▶ Dataset entries
┌──
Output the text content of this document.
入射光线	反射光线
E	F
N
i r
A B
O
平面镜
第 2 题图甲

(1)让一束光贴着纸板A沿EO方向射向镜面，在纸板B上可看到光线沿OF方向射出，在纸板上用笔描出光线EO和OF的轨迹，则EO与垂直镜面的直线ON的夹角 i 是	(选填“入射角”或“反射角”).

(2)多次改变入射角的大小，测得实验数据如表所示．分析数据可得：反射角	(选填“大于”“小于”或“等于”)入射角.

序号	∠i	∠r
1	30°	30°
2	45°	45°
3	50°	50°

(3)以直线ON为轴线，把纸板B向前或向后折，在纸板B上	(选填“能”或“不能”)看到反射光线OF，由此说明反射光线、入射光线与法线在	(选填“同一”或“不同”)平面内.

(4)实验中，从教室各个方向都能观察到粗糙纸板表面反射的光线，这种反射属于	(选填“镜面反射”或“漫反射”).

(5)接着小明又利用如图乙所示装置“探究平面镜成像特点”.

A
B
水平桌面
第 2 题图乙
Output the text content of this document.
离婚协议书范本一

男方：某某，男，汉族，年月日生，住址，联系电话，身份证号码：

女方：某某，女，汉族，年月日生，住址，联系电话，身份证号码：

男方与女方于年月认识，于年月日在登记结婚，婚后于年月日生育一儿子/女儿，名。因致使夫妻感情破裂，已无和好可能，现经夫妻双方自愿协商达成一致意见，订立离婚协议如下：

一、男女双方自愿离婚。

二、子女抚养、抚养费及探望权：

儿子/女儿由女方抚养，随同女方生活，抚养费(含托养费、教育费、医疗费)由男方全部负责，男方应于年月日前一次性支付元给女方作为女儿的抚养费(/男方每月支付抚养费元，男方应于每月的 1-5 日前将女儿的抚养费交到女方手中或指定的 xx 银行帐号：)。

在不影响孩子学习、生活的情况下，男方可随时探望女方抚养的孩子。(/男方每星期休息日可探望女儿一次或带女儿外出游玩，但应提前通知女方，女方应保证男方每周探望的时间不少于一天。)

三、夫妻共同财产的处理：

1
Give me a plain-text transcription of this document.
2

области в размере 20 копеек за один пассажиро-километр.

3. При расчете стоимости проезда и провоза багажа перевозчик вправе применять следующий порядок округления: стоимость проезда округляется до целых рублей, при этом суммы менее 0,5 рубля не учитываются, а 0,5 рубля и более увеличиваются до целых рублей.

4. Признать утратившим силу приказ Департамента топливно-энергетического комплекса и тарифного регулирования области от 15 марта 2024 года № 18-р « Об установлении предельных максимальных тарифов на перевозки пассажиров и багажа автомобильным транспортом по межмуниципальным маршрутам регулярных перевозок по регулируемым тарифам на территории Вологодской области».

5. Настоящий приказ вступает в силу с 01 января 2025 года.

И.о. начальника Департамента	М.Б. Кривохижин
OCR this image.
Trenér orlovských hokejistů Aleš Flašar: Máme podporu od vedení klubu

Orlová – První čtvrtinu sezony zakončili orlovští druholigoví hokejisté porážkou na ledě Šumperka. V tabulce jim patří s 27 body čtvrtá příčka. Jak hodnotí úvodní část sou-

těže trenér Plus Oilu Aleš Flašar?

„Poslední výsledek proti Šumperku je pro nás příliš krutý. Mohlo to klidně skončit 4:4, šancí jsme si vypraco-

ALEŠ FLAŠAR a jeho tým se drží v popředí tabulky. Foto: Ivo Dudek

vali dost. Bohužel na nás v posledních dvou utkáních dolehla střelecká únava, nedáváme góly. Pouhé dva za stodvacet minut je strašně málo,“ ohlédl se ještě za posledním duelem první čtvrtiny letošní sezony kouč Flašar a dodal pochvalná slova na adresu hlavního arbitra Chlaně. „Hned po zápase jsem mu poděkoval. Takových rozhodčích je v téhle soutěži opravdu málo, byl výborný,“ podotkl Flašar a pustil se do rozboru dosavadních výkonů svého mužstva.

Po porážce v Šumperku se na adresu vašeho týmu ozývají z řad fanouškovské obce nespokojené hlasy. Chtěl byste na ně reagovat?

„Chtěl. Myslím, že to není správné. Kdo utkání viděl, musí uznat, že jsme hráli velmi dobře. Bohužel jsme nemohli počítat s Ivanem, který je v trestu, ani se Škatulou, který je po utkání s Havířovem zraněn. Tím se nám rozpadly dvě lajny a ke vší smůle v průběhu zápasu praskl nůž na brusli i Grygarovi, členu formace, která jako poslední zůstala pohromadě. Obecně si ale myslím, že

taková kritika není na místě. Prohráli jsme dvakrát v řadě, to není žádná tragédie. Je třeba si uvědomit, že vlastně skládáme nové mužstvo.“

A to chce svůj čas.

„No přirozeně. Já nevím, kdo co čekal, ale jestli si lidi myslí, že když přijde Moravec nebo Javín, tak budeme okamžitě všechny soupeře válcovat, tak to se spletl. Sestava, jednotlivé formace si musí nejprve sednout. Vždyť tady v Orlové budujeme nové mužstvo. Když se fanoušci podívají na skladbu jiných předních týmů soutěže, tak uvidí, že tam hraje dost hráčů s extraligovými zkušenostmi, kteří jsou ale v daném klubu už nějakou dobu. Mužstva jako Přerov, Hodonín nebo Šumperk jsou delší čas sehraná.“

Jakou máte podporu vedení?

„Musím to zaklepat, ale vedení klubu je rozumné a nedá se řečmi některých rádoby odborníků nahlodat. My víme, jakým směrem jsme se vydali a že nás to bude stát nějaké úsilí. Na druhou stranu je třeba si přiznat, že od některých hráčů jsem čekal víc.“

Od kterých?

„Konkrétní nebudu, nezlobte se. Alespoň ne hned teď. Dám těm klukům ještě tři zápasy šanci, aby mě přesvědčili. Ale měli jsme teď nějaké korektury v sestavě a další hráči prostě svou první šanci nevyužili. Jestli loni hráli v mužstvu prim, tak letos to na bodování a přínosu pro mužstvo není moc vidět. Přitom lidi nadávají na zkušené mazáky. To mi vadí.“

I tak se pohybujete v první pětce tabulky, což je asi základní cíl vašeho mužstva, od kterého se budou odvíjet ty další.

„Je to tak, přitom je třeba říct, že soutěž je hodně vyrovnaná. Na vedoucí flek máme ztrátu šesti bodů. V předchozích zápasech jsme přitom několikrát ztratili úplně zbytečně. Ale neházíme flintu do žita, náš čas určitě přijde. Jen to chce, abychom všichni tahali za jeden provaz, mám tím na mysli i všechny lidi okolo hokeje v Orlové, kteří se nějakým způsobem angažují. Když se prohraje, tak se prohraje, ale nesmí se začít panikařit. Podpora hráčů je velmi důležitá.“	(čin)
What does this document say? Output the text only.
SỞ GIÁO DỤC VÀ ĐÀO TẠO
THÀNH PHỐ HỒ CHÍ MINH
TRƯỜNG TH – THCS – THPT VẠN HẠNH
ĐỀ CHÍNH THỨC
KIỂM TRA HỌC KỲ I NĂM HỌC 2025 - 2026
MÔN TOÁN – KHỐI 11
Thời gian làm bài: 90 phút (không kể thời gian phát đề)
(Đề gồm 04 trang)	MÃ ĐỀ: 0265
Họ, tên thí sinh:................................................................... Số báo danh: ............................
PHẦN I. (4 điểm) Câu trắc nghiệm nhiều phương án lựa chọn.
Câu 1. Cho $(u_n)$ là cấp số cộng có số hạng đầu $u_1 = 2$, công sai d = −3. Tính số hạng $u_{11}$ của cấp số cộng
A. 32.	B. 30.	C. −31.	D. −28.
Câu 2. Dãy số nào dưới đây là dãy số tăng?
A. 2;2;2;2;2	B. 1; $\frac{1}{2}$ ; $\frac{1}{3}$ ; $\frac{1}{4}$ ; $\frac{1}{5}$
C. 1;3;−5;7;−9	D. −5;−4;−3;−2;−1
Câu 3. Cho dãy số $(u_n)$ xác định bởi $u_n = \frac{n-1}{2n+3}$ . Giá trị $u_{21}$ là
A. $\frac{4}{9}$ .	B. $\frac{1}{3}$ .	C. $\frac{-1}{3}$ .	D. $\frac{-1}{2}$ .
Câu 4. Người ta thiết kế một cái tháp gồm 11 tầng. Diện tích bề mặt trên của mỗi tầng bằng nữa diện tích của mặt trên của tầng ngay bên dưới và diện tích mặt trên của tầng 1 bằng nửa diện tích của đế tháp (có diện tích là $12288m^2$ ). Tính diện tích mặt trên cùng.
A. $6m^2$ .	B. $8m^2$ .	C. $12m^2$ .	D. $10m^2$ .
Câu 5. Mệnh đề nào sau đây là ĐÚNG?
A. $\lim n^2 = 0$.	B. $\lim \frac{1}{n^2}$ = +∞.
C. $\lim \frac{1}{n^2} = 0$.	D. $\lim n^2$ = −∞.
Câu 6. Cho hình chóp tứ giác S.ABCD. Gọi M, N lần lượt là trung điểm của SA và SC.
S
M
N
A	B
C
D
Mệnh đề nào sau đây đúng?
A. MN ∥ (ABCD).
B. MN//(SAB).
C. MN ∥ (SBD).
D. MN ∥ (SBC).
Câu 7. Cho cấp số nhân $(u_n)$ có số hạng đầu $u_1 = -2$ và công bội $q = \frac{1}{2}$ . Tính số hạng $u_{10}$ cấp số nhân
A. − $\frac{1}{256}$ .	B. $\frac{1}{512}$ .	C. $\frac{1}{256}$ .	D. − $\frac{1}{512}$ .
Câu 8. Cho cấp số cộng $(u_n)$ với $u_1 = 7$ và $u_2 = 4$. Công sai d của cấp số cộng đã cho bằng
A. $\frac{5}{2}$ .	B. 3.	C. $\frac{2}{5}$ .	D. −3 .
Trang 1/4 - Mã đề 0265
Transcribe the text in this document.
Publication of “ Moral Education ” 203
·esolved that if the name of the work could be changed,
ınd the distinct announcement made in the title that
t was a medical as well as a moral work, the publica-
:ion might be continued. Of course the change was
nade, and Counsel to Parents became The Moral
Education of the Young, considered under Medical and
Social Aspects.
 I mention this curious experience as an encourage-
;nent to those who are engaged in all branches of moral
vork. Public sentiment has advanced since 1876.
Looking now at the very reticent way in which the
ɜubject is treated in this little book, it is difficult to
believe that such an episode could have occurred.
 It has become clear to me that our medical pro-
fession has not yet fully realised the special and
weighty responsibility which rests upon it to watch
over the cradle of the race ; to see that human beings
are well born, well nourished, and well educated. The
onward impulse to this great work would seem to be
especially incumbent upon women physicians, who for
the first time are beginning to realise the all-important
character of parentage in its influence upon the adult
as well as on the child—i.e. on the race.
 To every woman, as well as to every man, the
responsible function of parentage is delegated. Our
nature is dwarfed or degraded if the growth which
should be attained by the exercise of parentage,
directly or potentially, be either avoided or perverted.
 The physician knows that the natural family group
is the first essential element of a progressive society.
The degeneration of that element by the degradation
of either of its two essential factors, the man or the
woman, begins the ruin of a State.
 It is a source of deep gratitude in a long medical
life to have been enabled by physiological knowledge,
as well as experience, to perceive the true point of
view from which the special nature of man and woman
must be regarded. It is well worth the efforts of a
└──
▶ INSTRUCTION
Give the number of lines in the material above that have the word "dost" in them, and nothing more.

▶ EXPECTED OUTPUT
2